JAVA8学习——Stream底层的实现二(学习过程)
继续深入Stream的底层实现过程
2.spliterator()#
接上 https://www.cnblogs.com/bigbaby/p/12159495.html
我们这次回到最开始源码分析的地方
public static <T> Spliterator<T> spliterator(Collection<? extends T> c,
int characteristics) {
return new IteratorSpliterator<>(Objects.requireNonNull(c),
characteristics);
}
IteratorSpliterator 在Spliterators中有一个静态实现:
static final int BATCH_UNIT = 1 << 10; // batch array size increment
static final int MAX_BATCH = 1 << 25; // max batch array size;
private final Collection<? extends T> collection; // null OK
private Iterator<? extends T> it;
private final int characteristics;
private long est; // size estimate
private int batch; // batch size for splits
/**
* Creates a spliterator using the given given
* collection's {@link java.util.Collection#iterator()) for traversal,
* and reporting its {@link java.util.Collection#size()) as its initial
* size.
*
* @param c the collection
* @param characteristics properties of this spliterator's
* source or elements.
*/
public IteratorSpliterator(Collection<? extends T> collection, int characteristics) {
this.collection = collection;
this.it = null;
this.characteristics = (characteristics & Spliterator.CONCURRENT) == 0
? characteristics | Spliterator.SIZED | Spliterator.SUBSIZED
: characteristics;
}
/**
* Creates a spliterator using the given iterator
* for traversal, and reporting the given initial size
* and characteristics.

---

*给定要求 A*. 在这篇讲Stream底层实现的文档摘录里，参数为集合的IteratorSpliterator构造方法把it字段设成了什么？
*给定要求 B*. 接着这篇讲Stream底层实现的文档摘录最后一行往下写。

*提供的数据*.
---

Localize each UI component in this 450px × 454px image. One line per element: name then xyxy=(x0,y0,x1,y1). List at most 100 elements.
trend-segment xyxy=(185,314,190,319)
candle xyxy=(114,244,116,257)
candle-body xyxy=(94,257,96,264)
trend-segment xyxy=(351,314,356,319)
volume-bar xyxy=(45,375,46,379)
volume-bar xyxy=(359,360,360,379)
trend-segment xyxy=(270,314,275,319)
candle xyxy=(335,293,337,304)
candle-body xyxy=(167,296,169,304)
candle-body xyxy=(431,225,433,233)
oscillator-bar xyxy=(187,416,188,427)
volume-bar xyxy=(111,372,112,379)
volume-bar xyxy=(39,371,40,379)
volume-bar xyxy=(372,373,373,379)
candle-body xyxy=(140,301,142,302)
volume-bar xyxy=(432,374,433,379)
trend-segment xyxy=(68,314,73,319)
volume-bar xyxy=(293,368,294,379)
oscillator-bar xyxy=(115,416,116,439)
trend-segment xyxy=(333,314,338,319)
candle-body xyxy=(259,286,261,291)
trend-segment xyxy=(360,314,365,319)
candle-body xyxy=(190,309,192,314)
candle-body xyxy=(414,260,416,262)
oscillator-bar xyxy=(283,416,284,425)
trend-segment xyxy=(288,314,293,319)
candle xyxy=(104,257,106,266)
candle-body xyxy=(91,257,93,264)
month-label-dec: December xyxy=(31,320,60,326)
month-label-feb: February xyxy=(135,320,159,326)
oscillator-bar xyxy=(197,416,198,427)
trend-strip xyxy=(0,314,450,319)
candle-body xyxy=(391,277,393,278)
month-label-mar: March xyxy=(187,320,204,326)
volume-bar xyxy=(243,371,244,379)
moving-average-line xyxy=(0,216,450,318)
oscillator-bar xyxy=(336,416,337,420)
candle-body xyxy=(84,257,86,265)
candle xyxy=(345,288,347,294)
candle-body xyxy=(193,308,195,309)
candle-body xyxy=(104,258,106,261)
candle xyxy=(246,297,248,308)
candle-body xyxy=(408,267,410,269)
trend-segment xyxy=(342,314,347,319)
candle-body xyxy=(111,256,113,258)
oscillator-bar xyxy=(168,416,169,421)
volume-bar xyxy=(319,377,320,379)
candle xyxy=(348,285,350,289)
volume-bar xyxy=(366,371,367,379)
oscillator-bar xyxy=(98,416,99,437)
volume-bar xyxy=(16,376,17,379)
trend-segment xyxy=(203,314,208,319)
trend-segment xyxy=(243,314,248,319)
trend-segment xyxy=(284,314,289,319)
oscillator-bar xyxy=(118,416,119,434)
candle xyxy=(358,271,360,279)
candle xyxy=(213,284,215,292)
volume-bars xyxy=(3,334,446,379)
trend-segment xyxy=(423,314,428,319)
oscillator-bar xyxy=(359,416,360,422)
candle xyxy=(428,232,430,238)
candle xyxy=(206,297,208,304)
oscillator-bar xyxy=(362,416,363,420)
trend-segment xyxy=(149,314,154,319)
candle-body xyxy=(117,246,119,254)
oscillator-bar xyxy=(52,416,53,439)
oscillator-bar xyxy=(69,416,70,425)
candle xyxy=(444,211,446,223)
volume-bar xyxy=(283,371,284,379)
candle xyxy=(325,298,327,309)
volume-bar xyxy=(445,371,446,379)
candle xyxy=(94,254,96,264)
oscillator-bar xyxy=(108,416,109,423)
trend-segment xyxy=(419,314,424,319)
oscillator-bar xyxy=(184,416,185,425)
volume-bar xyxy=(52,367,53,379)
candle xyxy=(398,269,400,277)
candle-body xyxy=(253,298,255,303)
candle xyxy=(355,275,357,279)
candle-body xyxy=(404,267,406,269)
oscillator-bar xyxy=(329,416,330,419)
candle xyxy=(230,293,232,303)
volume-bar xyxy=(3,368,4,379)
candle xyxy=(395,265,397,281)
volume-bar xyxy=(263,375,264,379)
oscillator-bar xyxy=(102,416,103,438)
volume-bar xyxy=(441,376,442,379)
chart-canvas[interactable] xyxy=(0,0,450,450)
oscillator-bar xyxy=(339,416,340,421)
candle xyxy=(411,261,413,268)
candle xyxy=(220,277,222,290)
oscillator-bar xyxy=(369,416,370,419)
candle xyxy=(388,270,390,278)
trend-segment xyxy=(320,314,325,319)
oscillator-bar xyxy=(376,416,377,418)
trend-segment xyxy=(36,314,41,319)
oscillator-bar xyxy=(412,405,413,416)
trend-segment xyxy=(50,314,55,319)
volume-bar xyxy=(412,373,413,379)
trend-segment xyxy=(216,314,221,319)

---

*回复 A*. 设成了null。

*回复 B*.
*
* @param iterator the iterator for the source
* @param size the number of elements in the source
* @param characteristics properties of this spliterator's
* source or elements.
*/
public IteratorSpliterator(Iterator<? extends T> iterator, long size, int characteristics) {
this.collection = null;
this.it = iterator;
this.est = size;
this.characteristics = (characteristics & Spliterator.CONCURRENT) == 0
? characteristics | Spliterator.SIZED | Spliterator.SUBSIZED
: characteristics;
}
/**
* Creates a spliterator using the given iterator
* for traversal, and reporting the given initial size
* and characteristics.
*
* @param iterator the iterator for the source
* @param characteristics properties of this spliterator's
* source or elements.
*/
public IteratorSpliterator(Iterator<? extends T> iterator, int characteristics) {
this.collection = null;
this.it = iterator;
this.est = Long.MAX_VALUE;
this.characteristics = characteristics & ~(Spliterator.SIZED | Spliterator.SUBSIZED);
}
@Override
public Spliterator<T> trySplit() {
/*
* Split into arrays of arithmetically increasing batch
* sizes. This will only improve parallel performance if
* per-element Consumer actions are more costly than
* transferring them into an array. The use of an
* arithmetic progression in split sizes provides overhead
* vs parallelism bounds that do not particularly favor or
* penalize cases of lightweight vs heavyweight element
* operations, across combinations of #elements vs #cores,
* whether or not either are known. We generate
* O(sqrt(#elements)) splits, allowing O(sqrt(#cores))
* potential speedup.
*/
Iterator<? extends T> i;
long s;
if ((i = it) == null) {
i = it = collection.iterator();
s = est = (long) collection.size();
}
else
s = est;
if (s > 1 && i.hasNext()) {
int n = batch + BATCH_UNIT;
if (n > s)
n = (int) s;
if (n > MAX_BATCH)
n = MAX_BATCH;
Object[] a = new Object[n];
int j = 0;
do { a[j] = i.next(); } while (++j < n && i.hasNext());
batch = j;
if (est != Long.MAX_VALUE)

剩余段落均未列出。